# SET TASK
Write out exactly the lines between the line containing "OCR this image." and the end of the records, counting both ends, and leave out all pictures.

═════ RECORDS FOR THIS TASK

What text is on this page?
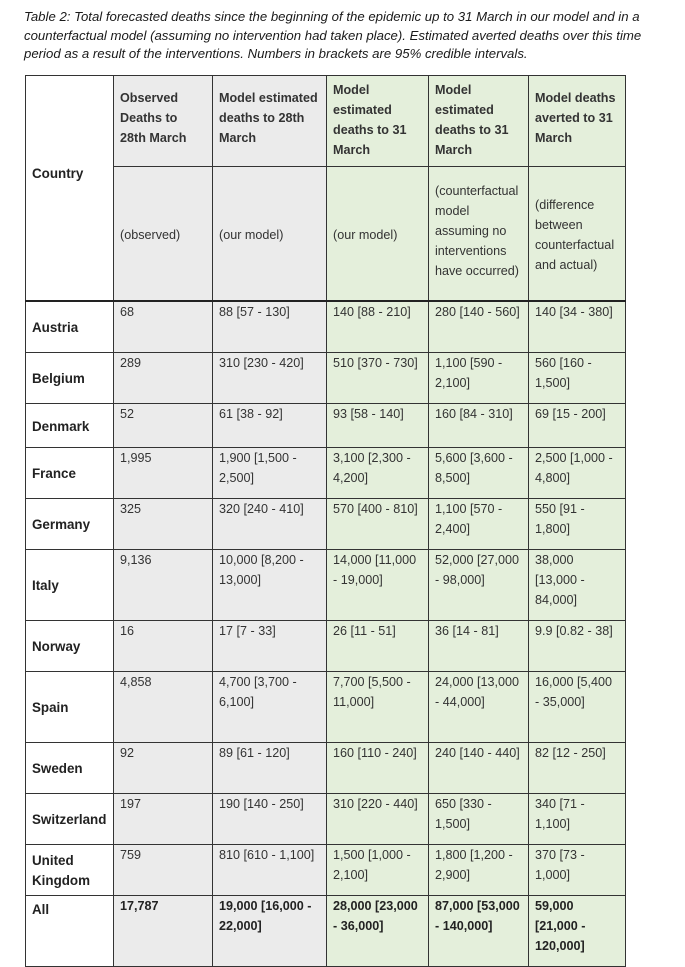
Table 2: Total forecasted deaths since the beginning of the epidemic up to 31 March in our model and in a counterfactual model (assuming no intervention had taken place). Estimated averted deaths over this time period as a result of the interventions. Numbers in brackets are 95% credible intervals.
Country	Observed Deaths to 28th March	Model estimated deaths to 28th March	Model estimated deaths to 31 March	Model estimated deaths to 31 March	Model deaths averted to 31 March
	(observed)	(our model)	(our model)	(counterfactual model assuming no interventions have occurred)	(difference between counterfactual and actual)
Austria	68	88 [57 - 130]	140 [88 - 210]	280 [140 - 560]	140 [34 - 380]
Belgium	289	310 [230 - 420]	510 [370 - 730]	1,100 [590 - 2,100]	560 [160 - 1,500]
Denmark	52	61 [38 - 92]	93 [58 - 140]	160 [84 - 310]	69 [15 - 200]
France	1,995	1,900 [1,500 - 2,500]	3,100 [2,300 - 4,200]	5,600 [3,600 - 8,500]	2,500 [1,000 - 4,800]
Germany	325	320 [240 - 410]	570 [400 - 810]	1,100 [570 - 2,400]	550 [91 - 1,800]
Italy	9,136	10,000 [8,200 - 13,000]	14,000 [11,000 - 19,000]	52,000 [27,000 - 98,000]	38,000 [13,000 - 84,000]
Norway	16	17 [7 - 33]	26 [11 - 51]	36 [14 - 81]	9.9 [0.82 - 38]
Spain	4,858	4,700 [3,700 - 6,100]	7,700 [5,500 - 11,000]	24,000 [13,000 - 44,000]	16,000 [5,400 - 35,000]
Sweden	92	89 [61 - 120]	160 [110 - 240]	240 [140 - 440]	82 [12 - 250]
Switzerland	197	190 [140 - 250]	310 [220 - 440]	650 [330 - 1,500]	340 [71 - 1,100]
United Kingdom	759	810 [610 - 1,100]	1,500 [1,000 - 2,100]	1,800 [1,200 - 2,900]	370 [73 - 1,000]
All	17,787	19,000 [16,000 - 22,000]	28,000 [23,000 - 36,000]	87,000 [53,000 - 140,000]	59,000 [21,000 - 120,000]
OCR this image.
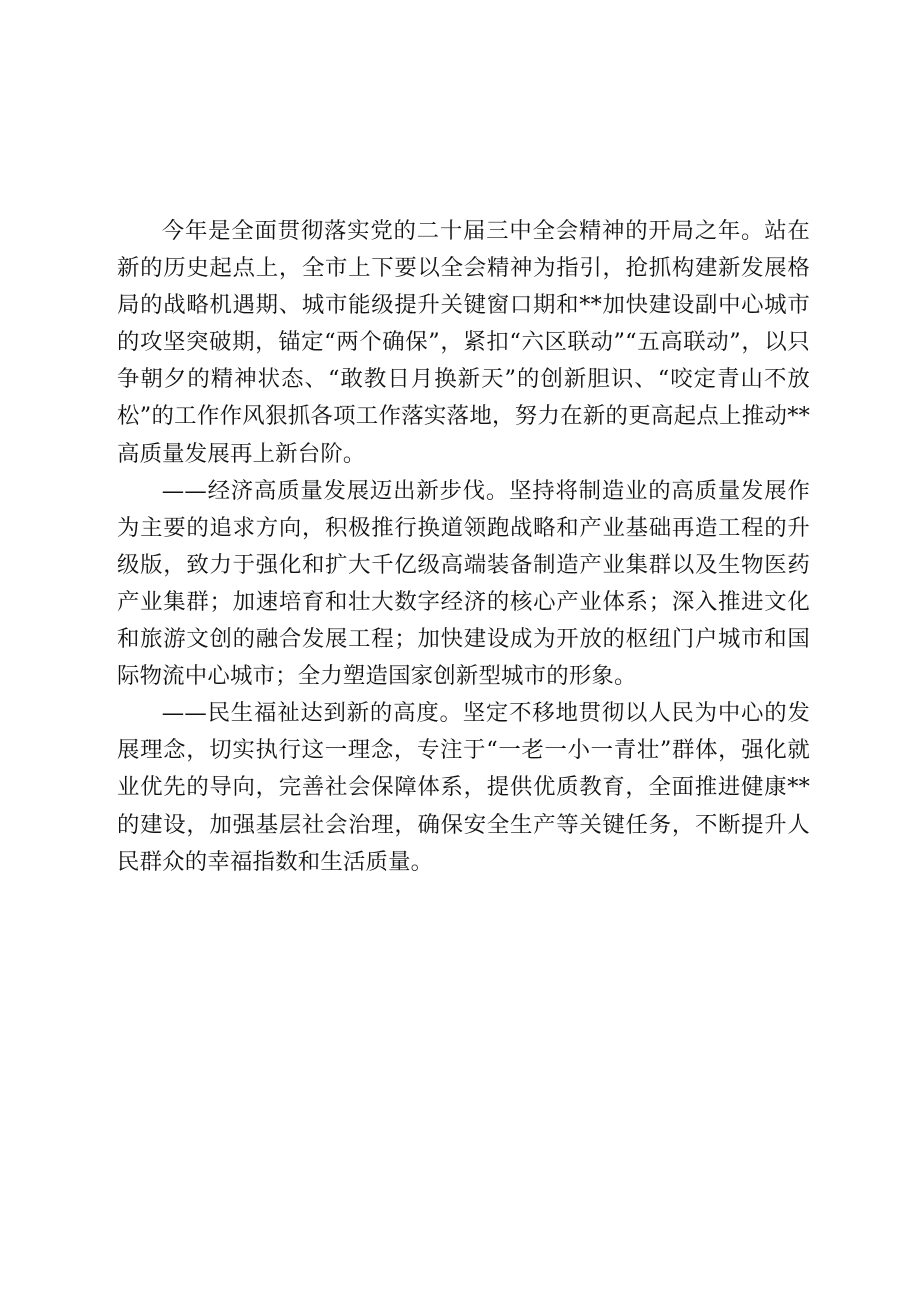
今年是全面贯彻落实党的二十届三中全会精神的开局之年。站在新的历史起点上，全市上下要以全会精神为指引，抢抓构建新发展格局的战略机遇期、城市能级提升关键窗口期和**加快建设副中心城市的攻坚突破期，锚定“两个确保”，紧扣“六区联动”“五高联动”，以只争朝夕的精神状态、“敢教日月换新天”的创新胆识、“咬定青山不放松”的工作作风狠抓各项工作落实落地，努力在新的更高起点上推动**高质量发展再上新台阶。

——经济高质量发展迈出新步伐。坚持将制造业的高质量发展作为主要的追求方向，积极推行换道领跑战略和产业基础再造工程的升级版，致力于强化和扩大千亿级高端装备制造产业集群以及生物医药产业集群；加速培育和壮大数字经济的核心产业体系；深入推进文化和旅游文创的融合发展工程；加快建设成为开放的枢纽门户城市和国际物流中心城市；全力塑造国家创新型城市的形象。

——民生福祉达到新的高度。坚定不移地贯彻以人民为中心的发展理念，切实执行这一理念，专注于“一老一小一青壮”群体，强化就业优先的导向，完善社会保障体系，提供优质教育，全面推进健康**的建设，加强基层社会治理，确保安全生产等关键任务，不断提升人民群众的幸福指数和生活质量。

══════════

# COMPLETED EXERCISE
OCR this image.
今年是全面贯彻落实党的二十届三中全会精神的开局之年。站在新的历史起点上，全市上下要以全会精神为指引，抢抓构建新发展格局的战略机遇期、城市能级提升关键窗口期和**加快建设副中心城市的攻坚突破期，锚定“两个确保”，紧扣“六区联动”“五高联动”，以只争朝夕的精神状态、“敢教日月换新天”的创新胆识、“咬定青山不放松”的工作作风狠抓各项工作落实落地，努力在新的更高起点上推动**高质量发展再上新台阶。

——经济高质量发展迈出新步伐。坚持将制造业的高质量发展作为主要的追求方向，积极推行换道领跑战略和产业基础再造工程的升级版，致力于强化和扩大千亿级高端装备制造产业集群以及生物医药产业集群；加速培育和壮大数字经济的核心产业体系；深入推进文化和旅游文创的融合发展工程；加快建设成为开放的枢纽门户城市和国际物流中心城市；全力塑造国家创新型城市的形象。

——民生福祉达到新的高度。坚定不移地贯彻以人民为中心的发展理念，切实执行这一理念，专注于“一老一小一青壮”群体，强化就业优先的导向，完善社会保障体系，提供优质教育，全面推进健康**的建设，加强基层社会治理，确保安全生产等关键任务，不断提升人民群众的幸福指数和生活质量。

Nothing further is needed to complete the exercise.